Exercise prompt: Each entry that follows is to be retyped exactly. Pictures do not belong in the copy.

-- Material provided start --

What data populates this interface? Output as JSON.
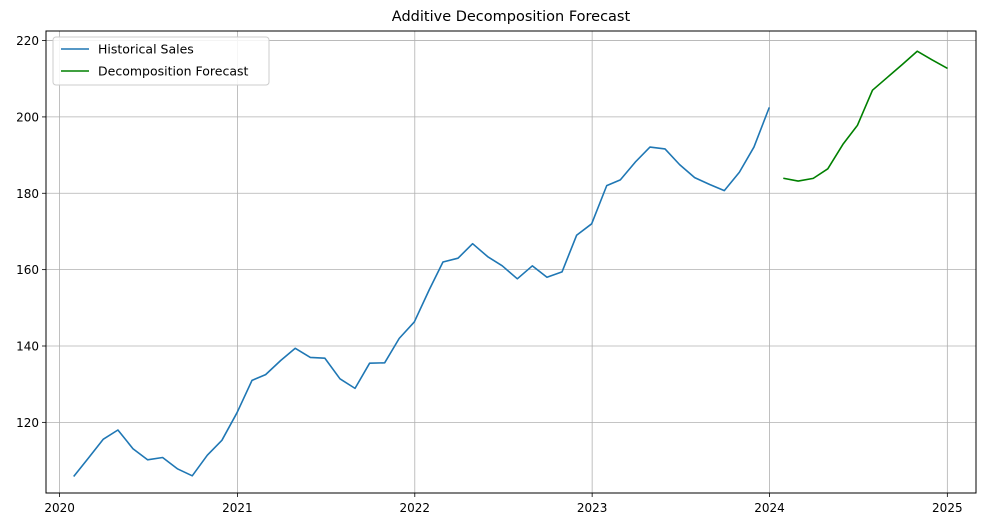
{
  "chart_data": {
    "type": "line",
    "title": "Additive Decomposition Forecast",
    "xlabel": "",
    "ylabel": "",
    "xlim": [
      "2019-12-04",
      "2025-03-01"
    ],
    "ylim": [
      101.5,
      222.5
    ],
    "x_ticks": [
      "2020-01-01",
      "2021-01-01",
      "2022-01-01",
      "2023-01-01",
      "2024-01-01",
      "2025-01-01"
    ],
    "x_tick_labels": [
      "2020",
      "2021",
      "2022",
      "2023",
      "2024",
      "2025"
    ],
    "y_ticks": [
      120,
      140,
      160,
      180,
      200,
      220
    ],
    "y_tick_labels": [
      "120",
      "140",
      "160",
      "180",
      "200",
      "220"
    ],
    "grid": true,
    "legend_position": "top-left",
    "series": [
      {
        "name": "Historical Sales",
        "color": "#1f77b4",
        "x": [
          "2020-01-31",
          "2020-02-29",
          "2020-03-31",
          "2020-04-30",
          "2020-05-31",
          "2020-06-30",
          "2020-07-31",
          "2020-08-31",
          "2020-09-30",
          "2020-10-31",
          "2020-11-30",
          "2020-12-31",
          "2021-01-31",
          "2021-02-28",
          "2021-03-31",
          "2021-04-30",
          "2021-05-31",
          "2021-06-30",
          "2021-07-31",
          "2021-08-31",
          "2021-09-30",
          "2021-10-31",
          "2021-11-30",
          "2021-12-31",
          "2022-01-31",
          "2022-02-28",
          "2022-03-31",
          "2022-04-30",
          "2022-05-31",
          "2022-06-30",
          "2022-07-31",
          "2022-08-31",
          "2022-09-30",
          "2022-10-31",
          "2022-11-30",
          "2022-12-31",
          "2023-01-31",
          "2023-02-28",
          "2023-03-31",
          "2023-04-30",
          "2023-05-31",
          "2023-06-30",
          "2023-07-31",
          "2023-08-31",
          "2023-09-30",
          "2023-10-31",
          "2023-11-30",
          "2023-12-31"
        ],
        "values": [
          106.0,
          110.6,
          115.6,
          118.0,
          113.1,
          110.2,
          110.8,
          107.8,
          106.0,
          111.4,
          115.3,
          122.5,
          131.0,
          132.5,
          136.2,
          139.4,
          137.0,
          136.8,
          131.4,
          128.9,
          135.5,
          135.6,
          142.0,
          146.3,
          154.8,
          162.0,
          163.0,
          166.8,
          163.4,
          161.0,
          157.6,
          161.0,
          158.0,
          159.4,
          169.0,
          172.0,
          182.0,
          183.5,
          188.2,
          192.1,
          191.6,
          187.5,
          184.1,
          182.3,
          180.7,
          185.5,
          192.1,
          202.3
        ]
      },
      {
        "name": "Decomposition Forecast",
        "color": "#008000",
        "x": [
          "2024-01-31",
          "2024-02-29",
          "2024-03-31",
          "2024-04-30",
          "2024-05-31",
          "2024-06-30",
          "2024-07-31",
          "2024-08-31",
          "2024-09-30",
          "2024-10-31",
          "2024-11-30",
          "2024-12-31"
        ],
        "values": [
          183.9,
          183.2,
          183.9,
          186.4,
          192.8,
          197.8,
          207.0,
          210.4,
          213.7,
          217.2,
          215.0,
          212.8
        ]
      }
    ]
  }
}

-- Material provided end --

Task answer:
What data populates this interface? Output as JSON.
{
  "chart_data": {
    "type": "line",
    "title": "Additive Decomposition Forecast",
    "xlabel": "",
    "ylabel": "",
    "xlim": [
      "2019-12-04",
      "2025-03-01"
    ],
    "ylim": [
      101.5,
      222.5
    ],
    "x_ticks": [
      "2020-01-01",
      "2021-01-01",
      "2022-01-01",
      "2023-01-01",
      "2024-01-01",
      "2025-01-01"
    ],
    "x_tick_labels": [
      "2020",
      "2021",
      "2022",
      "2023",
      "2024",
      "2025"
    ],
    "y_ticks": [
      120,
      140,
      160,
      180,
      200,
      220
    ],
    "y_tick_labels": [
      "120",
      "140",
      "160",
      "180",
      "200",
      "220"
    ],
    "grid": true,
    "legend_position": "top-left",
    "series": [
      {
        "name": "Historical Sales",
        "color": "#1f77b4",
        "x": [
          "2020-01-31",
          "2020-02-29",
          "2020-03-31",
          "2020-04-30",
          "2020-05-31",
          "2020-06-30",
          "2020-07-31",
          "2020-08-31",
          "2020-09-30",
          "2020-10-31",
          "2020-11-30",
          "2020-12-31",
          "2021-01-31",
          "2021-02-28",
          "2021-03-31",
          "2021-04-30",
          "2021-05-31",
          "2021-06-30",
          "2021-07-31",
          "2021-08-31",
          "2021-09-30",
          "2021-10-31",
          "2021-11-30",
          "2021-12-31",
          "2022-01-31",
          "2022-02-28",
          "2022-03-31",
          "2022-04-30",
          "2022-05-31",
          "2022-06-30",
          "2022-07-31",
          "2022-08-31",
          "2022-09-30",
          "2022-10-31",
          "2022-11-30",
          "2022-12-31",
          "2023-01-31",
          "2023-02-28",
          "2023-03-31",
          "2023-04-30",
          "2023-05-31",
          "2023-06-30",
          "2023-07-31",
          "2023-08-31",
          "2023-09-30",
          "2023-10-31",
          "2023-11-30",
          "2023-12-31"
        ],
        "values": [
          106.0,
          110.6,
          115.6,
          118.0,
          113.1,
          110.2,
          110.8,
          107.8,
          106.0,
          111.4,
          115.3,
          122.5,
          131.0,
          132.5,
          136.2,
          139.4,
          137.0,
          136.8,
          131.4,
          128.9,
          135.5,
          135.6,
          142.0,
          146.3,
          154.8,
          162.0,
          163.0,
          166.8,
          163.4,
          161.0,
          157.6,
          161.0,
          158.0,
          159.4,
          169.0,
          172.0,
          182.0,
          183.5,
          188.2,
          192.1,
          191.6,
          187.5,
          184.1,
          182.3,
          180.7,
          185.5,
          192.1,
          202.3
        ]
      },
      {
        "name": "Decomposition Forecast",
        "color": "#008000",
        "x": [
          "2024-01-31",
          "2024-02-29",
          "2024-03-31",
          "2024-04-30",
          "2024-05-31",
          "2024-06-30",
          "2024-07-31",
          "2024-08-31",
          "2024-09-30",
          "2024-10-31",
          "2024-11-30",
          "2024-12-31"
        ],
        "values": [
          183.9,
          183.2,
          183.9,
          186.4,
          192.8,
          197.8,
          207.0,
          210.4,
          213.7,
          217.2,
          215.0,
          212.8
        ]
      }
    ]
  }
}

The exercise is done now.